Do this:
Repeat the records below exactly as they appear.

Extracted records:

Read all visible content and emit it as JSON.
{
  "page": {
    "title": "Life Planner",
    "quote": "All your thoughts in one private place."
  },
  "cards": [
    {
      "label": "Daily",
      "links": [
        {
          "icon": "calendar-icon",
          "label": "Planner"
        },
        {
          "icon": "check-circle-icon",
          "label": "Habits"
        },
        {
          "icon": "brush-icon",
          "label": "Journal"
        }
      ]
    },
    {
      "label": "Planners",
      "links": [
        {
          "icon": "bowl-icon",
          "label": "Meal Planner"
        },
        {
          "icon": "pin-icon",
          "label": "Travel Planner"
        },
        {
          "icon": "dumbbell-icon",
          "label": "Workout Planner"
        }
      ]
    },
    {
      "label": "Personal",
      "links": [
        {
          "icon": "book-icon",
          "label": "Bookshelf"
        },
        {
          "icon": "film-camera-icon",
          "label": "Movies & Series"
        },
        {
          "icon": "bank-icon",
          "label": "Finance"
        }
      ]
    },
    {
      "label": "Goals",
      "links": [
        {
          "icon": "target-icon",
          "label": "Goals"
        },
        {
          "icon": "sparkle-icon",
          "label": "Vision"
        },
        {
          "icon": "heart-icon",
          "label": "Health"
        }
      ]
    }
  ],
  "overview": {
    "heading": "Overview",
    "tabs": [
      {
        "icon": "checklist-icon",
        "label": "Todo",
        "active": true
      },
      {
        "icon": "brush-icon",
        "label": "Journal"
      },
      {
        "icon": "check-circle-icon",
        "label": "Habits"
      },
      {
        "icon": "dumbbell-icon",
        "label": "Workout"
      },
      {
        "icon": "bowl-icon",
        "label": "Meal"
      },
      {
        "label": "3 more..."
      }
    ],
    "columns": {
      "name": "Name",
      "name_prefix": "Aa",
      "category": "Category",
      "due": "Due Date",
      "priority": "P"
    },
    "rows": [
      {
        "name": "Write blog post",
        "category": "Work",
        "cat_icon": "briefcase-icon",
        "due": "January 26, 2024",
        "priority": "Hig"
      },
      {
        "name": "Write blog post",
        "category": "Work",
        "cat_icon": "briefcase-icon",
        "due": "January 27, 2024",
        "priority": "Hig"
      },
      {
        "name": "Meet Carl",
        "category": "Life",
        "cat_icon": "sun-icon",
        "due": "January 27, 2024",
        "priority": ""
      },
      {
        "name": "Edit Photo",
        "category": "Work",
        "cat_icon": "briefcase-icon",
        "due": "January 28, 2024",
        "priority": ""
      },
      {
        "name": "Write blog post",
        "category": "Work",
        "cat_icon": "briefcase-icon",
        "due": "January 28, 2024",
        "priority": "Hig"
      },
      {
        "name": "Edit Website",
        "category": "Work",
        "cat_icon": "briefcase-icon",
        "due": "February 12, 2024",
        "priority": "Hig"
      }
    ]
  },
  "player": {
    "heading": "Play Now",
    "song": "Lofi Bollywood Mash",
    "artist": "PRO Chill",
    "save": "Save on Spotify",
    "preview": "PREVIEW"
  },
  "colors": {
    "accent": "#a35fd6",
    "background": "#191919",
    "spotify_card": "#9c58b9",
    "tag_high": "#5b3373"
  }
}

Finished answer:
Read all visible content and emit it as JSON.
{
  "page": {
    "title": "Life Planner",
    "quote": "All your thoughts in one private place."
  },
  "cards": [
    {
      "label": "Daily",
      "links": [
        {
          "icon": "calendar-icon",
          "label": "Planner"
        },
        {
          "icon": "check-circle-icon",
          "label": "Habits"
        },
        {
          "icon": "brush-icon",
          "label": "Journal"
        }
      ]
    },
    {
      "label": "Planners",
      "links": [
        {
          "icon": "bowl-icon",
          "label": "Meal Planner"
        },
        {
          "icon": "pin-icon",
          "label": "Travel Planner"
        },
        {
          "icon": "dumbbell-icon",
          "label": "Workout Planner"
        }
      ]
    },
    {
      "label": "Personal",
      "links": [
        {
          "icon": "book-icon",
          "label": "Bookshelf"
        },
        {
          "icon": "film-camera-icon",
          "label": "Movies & Series"
        },
        {
          "icon": "bank-icon",
          "label": "Finance"
        }
      ]
    },
    {
      "label": "Goals",
      "links": [
        {
          "icon": "target-icon",
          "label": "Goals"
        },
        {
          "icon": "sparkle-icon",
          "label": "Vision"
        },
        {
          "icon": "heart-icon",
          "label": "Health"
        }
      ]
    }
  ],
  "overview": {
    "heading": "Overview",
    "tabs": [
      {
        "icon": "checklist-icon",
        "label": "Todo",
        "active": true
      },
      {
        "icon": "brush-icon",
        "label": "Journal"
      },
      {
        "icon": "check-circle-icon",
        "label": "Habits"
      },
      {
        "icon": "dumbbell-icon",
        "label": "Workout"
      },
      {
        "icon": "bowl-icon",
        "label": "Meal"
      },
      {
        "label": "3 more..."
      }
    ],
    "columns": {
      "name": "Name",
      "name_prefix": "Aa",
      "category": "Category",
      "due": "Due Date",
      "priority": "P"
    },
    "rows": [
      {
        "name": "Write blog post",
        "category": "Work",
        "cat_icon": "briefcase-icon",
        "due": "January 26, 2024",
        "priority": "Hig"
      },
      {
        "name": "Write blog post",
        "category": "Work",
        "cat_icon": "briefcase-icon",
        "due": "January 27, 2024",
        "priority": "Hig"
      },
      {
        "name": "Meet Carl",
        "category": "Life",
        "cat_icon": "sun-icon",
        "due": "January 27, 2024",
        "priority": ""
      },
      {
        "name": "Edit Photo",
        "category": "Work",
        "cat_icon": "briefcase-icon",
        "due": "January 28, 2024",
        "priority": ""
      },
      {
        "name": "Write blog post",
        "category": "Work",
        "cat_icon": "briefcase-icon",
        "due": "January 28, 2024",
        "priority": "Hig"
      },
      {
        "name": "Edit Website",
        "category": "Work",
        "cat_icon": "briefcase-icon",
        "due": "February 12, 2024",
        "priority": "Hig"
      }
    ]
  },
  "player": {
    "heading": "Play Now",
    "song": "Lofi Bollywood Mash",
    "artist": "PRO Chill",
    "save": "Save on Spotify",
    "preview": "PREVIEW"
  },
  "colors": {
    "accent": "#a35fd6",
    "background": "#191919",
    "spotify_card": "#9c58b9",
    "tag_high": "#5b3373"
  }
}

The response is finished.